What needs to be done
Your task is to give the data again, exactly, with every line intact.

---

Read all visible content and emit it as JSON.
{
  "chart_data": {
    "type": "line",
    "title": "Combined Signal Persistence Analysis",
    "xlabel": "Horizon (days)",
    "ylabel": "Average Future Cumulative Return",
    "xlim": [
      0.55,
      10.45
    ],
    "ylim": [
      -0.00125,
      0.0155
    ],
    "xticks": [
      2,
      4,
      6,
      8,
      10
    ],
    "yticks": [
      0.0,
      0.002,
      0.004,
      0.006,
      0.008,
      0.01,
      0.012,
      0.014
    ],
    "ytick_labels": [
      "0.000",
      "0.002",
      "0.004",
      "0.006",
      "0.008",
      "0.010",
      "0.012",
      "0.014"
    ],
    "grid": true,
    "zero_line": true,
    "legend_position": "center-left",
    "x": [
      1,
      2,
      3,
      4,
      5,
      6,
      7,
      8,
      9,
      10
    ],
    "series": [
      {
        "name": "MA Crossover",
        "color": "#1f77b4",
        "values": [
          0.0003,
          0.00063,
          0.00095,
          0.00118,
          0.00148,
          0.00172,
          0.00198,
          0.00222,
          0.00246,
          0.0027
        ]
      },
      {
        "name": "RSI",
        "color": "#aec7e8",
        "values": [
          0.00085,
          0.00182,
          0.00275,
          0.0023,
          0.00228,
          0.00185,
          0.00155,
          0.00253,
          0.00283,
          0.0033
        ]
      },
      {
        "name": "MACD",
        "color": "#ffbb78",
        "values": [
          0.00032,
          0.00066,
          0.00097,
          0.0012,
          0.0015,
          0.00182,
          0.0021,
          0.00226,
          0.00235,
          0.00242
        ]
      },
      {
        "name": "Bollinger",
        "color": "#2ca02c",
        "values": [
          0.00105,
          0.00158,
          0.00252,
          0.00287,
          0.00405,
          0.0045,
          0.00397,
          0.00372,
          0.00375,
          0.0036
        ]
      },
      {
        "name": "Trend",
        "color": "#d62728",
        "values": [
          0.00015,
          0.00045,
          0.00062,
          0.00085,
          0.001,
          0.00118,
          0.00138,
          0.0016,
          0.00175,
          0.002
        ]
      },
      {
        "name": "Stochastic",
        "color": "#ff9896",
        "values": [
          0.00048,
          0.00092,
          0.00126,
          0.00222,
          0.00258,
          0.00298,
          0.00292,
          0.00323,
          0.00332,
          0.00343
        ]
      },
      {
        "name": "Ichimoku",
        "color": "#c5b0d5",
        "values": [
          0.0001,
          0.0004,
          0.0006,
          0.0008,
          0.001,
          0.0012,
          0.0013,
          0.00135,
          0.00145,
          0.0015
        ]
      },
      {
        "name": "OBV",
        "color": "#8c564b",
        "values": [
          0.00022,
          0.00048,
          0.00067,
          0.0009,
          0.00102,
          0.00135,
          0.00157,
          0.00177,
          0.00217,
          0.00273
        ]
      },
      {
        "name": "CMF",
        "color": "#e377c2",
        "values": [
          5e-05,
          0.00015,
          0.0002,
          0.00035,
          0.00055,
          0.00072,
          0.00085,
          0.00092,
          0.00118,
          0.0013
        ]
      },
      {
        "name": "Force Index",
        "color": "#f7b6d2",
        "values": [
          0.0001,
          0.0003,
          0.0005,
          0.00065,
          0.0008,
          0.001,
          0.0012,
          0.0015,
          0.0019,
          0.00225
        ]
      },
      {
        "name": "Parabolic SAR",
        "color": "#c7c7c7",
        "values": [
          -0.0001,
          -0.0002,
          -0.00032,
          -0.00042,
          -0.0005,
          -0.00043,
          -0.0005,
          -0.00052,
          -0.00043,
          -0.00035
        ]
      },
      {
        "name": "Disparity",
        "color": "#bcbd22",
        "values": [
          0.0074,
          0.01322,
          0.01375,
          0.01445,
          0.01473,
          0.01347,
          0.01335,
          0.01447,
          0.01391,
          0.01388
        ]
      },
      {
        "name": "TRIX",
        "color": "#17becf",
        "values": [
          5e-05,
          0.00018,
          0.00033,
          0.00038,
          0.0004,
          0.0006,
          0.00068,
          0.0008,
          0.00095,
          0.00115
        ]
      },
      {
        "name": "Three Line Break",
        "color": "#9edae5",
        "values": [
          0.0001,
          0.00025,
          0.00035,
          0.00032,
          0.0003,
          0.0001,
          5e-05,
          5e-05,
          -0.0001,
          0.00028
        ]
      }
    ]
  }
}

---

Exercise output
Read all visible content and emit it as JSON.
{
  "chart_data": {
    "type": "line",
    "title": "Combined Signal Persistence Analysis",
    "xlabel": "Horizon (days)",
    "ylabel": "Average Future Cumulative Return",
    "xlim": [
      0.55,
      10.45
    ],
    "ylim": [
      -0.00125,
      0.0155
    ],
    "xticks": [
      2,
      4,
      6,
      8,
      10
    ],
    "yticks": [
      0.0,
      0.002,
      0.004,
      0.006,
      0.008,
      0.01,
      0.012,
      0.014
    ],
    "ytick_labels": [
      "0.000",
      "0.002",
      "0.004",
      "0.006",
      "0.008",
      "0.010",
      "0.012",
      "0.014"
    ],
    "grid": true,
    "zero_line": true,
    "legend_position": "center-left",
    "x": [
      1,
      2,
      3,
      4,
      5,
      6,
      7,
      8,
      9,
      10
    ],
    "series": [
      {
        "name": "MA Crossover",
        "color": "#1f77b4",
        "values": [
          0.0003,
          0.00063,
          0.00095,
          0.00118,
          0.00148,
          0.00172,
          0.00198,
          0.00222,
          0.00246,
          0.0027
        ]
      },
      {
        "name": "RSI",
        "color": "#aec7e8",
        "values": [
          0.00085,
          0.00182,
          0.00275,
          0.0023,
          0.00228,
          0.00185,
          0.00155,
          0.00253,
          0.00283,
          0.0033
        ]
      },
      {
        "name": "MACD",
        "color": "#ffbb78",
        "values": [
          0.00032,
          0.00066,
          0.00097,
          0.0012,
          0.0015,
          0.00182,
          0.0021,
          0.00226,
          0.00235,
          0.00242
        ]
      },
      {
        "name": "Bollinger",
        "color": "#2ca02c",
        "values": [
          0.00105,
          0.00158,
          0.00252,
          0.00287,
          0.00405,
          0.0045,
          0.00397,
          0.00372,
          0.00375,
          0.0036
        ]
      },
      {
        "name": "Trend",
        "color": "#d62728",
        "values": [
          0.00015,
          0.00045,
          0.00062,
          0.00085,
          0.001,
          0.00118,
          0.00138,
          0.0016,
          0.00175,
          0.002
        ]
      },
      {
        "name": "Stochastic",
        "color": "#ff9896",
        "values": [
          0.00048,
          0.00092,
          0.00126,
          0.00222,
          0.00258,
          0.00298,
          0.00292,
          0.00323,
          0.00332,
          0.00343
        ]
      },
      {
        "name": "Ichimoku",
        "color": "#c5b0d5",
        "values": [
          0.0001,
          0.0004,
          0.0006,
          0.0008,
          0.001,
          0.0012,
          0.0013,
          0.00135,
          0.00145,
          0.0015
        ]
      },
      {
        "name": "OBV",
        "color": "#8c564b",
        "values": [
          0.00022,
          0.00048,
          0.00067,
          0.0009,
          0.00102,
          0.00135,
          0.00157,
          0.00177,
          0.00217,
          0.00273
        ]
      },
      {
        "name": "CMF",
        "color": "#e377c2",
        "values": [
          5e-05,
          0.00015,
          0.0002,
          0.00035,
          0.00055,
          0.00072,
          0.00085,
          0.00092,
          0.00118,
          0.0013
        ]
      },
      {
        "name": "Force Index",
        "color": "#f7b6d2",
        "values": [
          0.0001,
          0.0003,
          0.0005,
          0.00065,
          0.0008,
          0.001,
          0.0012,
          0.0015,
          0.0019,
          0.00225
        ]
      },
      {
        "name": "Parabolic SAR",
        "color": "#c7c7c7",
        "values": [
          -0.0001,
          -0.0002,
          -0.00032,
          -0.00042,
          -0.0005,
          -0.00043,
          -0.0005,
          -0.00052,
          -0.00043,
          -0.00035
        ]
      },
      {
        "name": "Disparity",
        "color": "#bcbd22",
        "values": [
          0.0074,
          0.01322,
          0.01375,
          0.01445,
          0.01473,
          0.01347,
          0.01335,
          0.01447,
          0.01391,
          0.01388
        ]
      },
      {
        "name": "TRIX",
        "color": "#17becf",
        "values": [
          5e-05,
          0.00018,
          0.00033,
          0.00038,
          0.0004,
          0.0006,
          0.00068,
          0.0008,
          0.00095,
          0.00115
        ]
      },
      {
        "name": "Three Line Break",
        "color": "#9edae5",
        "values": [
          0.0001,
          0.00025,
          0.00035,
          0.00032,
          0.0003,
          0.0001,
          5e-05,
          5e-05,
          -0.0001,
          0.00028
        ]
      }
    ]
  }
}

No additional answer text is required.